** BEGIN Given data **

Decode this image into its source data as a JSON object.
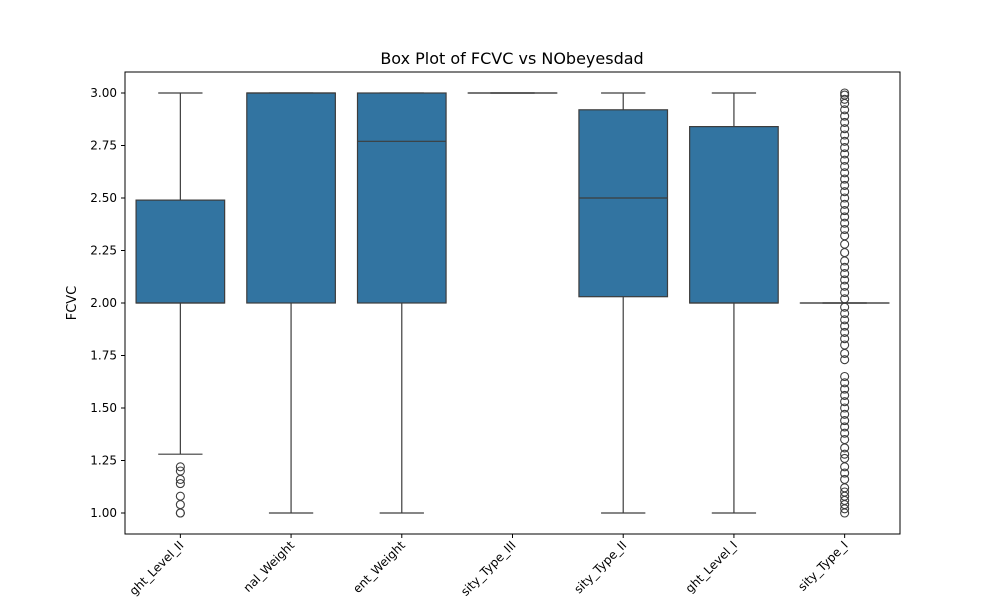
{
  "chart_data": {
    "type": "box",
    "title": "Box Plot of FCVC vs NObeyesdad",
    "xlabel": "",
    "ylabel": "FCVC",
    "ylim": [
      0.9,
      3.1
    ],
    "yticks": [
      "1.00",
      "1.25",
      "1.50",
      "1.75",
      "2.00",
      "2.25",
      "2.50",
      "2.75",
      "3.00"
    ],
    "box_color": "#3274a1",
    "line_color": "#3d3d3d",
    "grid": false,
    "categories": [
      "ght_Level_II",
      "nal_Weight",
      "ent_Weight",
      "sity_Type_III",
      "sity_Type_II",
      "ght_Level_I",
      "sity_Type_I"
    ],
    "boxes": [
      {
        "whisker_low": 1.28,
        "q1": 2.0,
        "median": 2.0,
        "q3": 2.49,
        "whisker_high": 3.0,
        "outliers": [
          1.0,
          1.0,
          1.04,
          1.08,
          1.14,
          1.16,
          1.2,
          1.22
        ]
      },
      {
        "whisker_low": 1.0,
        "q1": 2.0,
        "median": 3.0,
        "q3": 3.0,
        "whisker_high": 3.0,
        "outliers": []
      },
      {
        "whisker_low": 1.0,
        "q1": 2.0,
        "median": 2.77,
        "q3": 3.0,
        "whisker_high": 3.0,
        "outliers": []
      },
      {
        "whisker_low": 3.0,
        "q1": 3.0,
        "median": 3.0,
        "q3": 3.0,
        "whisker_high": 3.0,
        "outliers": []
      },
      {
        "whisker_low": 1.0,
        "q1": 2.03,
        "median": 2.5,
        "q3": 2.92,
        "whisker_high": 3.0,
        "outliers": []
      },
      {
        "whisker_low": 1.0,
        "q1": 2.0,
        "median": 2.0,
        "q3": 2.84,
        "whisker_high": 3.0,
        "outliers": []
      },
      {
        "whisker_low": 2.0,
        "q1": 2.0,
        "median": 2.0,
        "q3": 2.0,
        "whisker_high": 2.0,
        "outliers": [
          1.0,
          1.02,
          1.04,
          1.06,
          1.08,
          1.1,
          1.12,
          1.16,
          1.19,
          1.22,
          1.26,
          1.28,
          1.31,
          1.35,
          1.38,
          1.41,
          1.44,
          1.47,
          1.5,
          1.53,
          1.56,
          1.59,
          1.62,
          1.65,
          1.73,
          1.76,
          1.8,
          1.83,
          1.86,
          1.89,
          1.92,
          1.95,
          1.98,
          2.02,
          2.05,
          2.08,
          2.11,
          2.14,
          2.17,
          2.2,
          2.24,
          2.28,
          2.32,
          2.35,
          2.38,
          2.41,
          2.44,
          2.47,
          2.5,
          2.53,
          2.56,
          2.59,
          2.62,
          2.65,
          2.68,
          2.71,
          2.74,
          2.77,
          2.8,
          2.83,
          2.86,
          2.89,
          2.92,
          2.95,
          2.97,
          2.99,
          3.0
        ]
      }
    ]
  }
}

** END Given data **

- Your instructions: Leave the pictures out and output the rest of the listing exactly.

- Result:
Decode this image into its source data as a JSON object.
{
  "chart_data": {
    "type": "box",
    "title": "Box Plot of FCVC vs NObeyesdad",
    "xlabel": "",
    "ylabel": "FCVC",
    "ylim": [
      0.9,
      3.1
    ],
    "yticks": [
      "1.00",
      "1.25",
      "1.50",
      "1.75",
      "2.00",
      "2.25",
      "2.50",
      "2.75",
      "3.00"
    ],
    "box_color": "#3274a1",
    "line_color": "#3d3d3d",
    "grid": false,
    "categories": [
      "ght_Level_II",
      "nal_Weight",
      "ent_Weight",
      "sity_Type_III",
      "sity_Type_II",
      "ght_Level_I",
      "sity_Type_I"
    ],
    "boxes": [
      {
        "whisker_low": 1.28,
        "q1": 2.0,
        "median": 2.0,
        "q3": 2.49,
        "whisker_high": 3.0,
        "outliers": [
          1.0,
          1.0,
          1.04,
          1.08,
          1.14,
          1.16,
          1.2,
          1.22
        ]
      },
      {
        "whisker_low": 1.0,
        "q1": 2.0,
        "median": 3.0,
        "q3": 3.0,
        "whisker_high": 3.0,
        "outliers": []
      },
      {
        "whisker_low": 1.0,
        "q1": 2.0,
        "median": 2.77,
        "q3": 3.0,
        "whisker_high": 3.0,
        "outliers": []
      },
      {
        "whisker_low": 3.0,
        "q1": 3.0,
        "median": 3.0,
        "q3": 3.0,
        "whisker_high": 3.0,
        "outliers": []
      },
      {
        "whisker_low": 1.0,
        "q1": 2.03,
        "median": 2.5,
        "q3": 2.92,
        "whisker_high": 3.0,
        "outliers": []
      },
      {
        "whisker_low": 1.0,
        "q1": 2.0,
        "median": 2.0,
        "q3": 2.84,
        "whisker_high": 3.0,
        "outliers": []
      },
      {
        "whisker_low": 2.0,
        "q1": 2.0,
        "median": 2.0,
        "q3": 2.0,
        "whisker_high": 2.0,
        "outliers": [
          1.0,
          1.02,
          1.04,
          1.06,
          1.08,
          1.1,
          1.12,
          1.16,
          1.19,
          1.22,
          1.26,
          1.28,
          1.31,
          1.35,
          1.38,
          1.41,
          1.44,
          1.47,
          1.5,
          1.53,
          1.56,
          1.59,
          1.62,
          1.65,
          1.73,
          1.76,
          1.8,
          1.83,
          1.86,
          1.89,
          1.92,
          1.95,
          1.98,
          2.02,
          2.05,
          2.08,
          2.11,
          2.14,
          2.17,
          2.2,
          2.24,
          2.28,
          2.32,
          2.35,
          2.38,
          2.41,
          2.44,
          2.47,
          2.5,
          2.53,
          2.56,
          2.59,
          2.62,
          2.65,
          2.68,
          2.71,
          2.74,
          2.77,
          2.8,
          2.83,
          2.86,
          2.89,
          2.92,
          2.95,
          2.97,
          2.99,
          3.0
        ]
      }
    ]
  }
}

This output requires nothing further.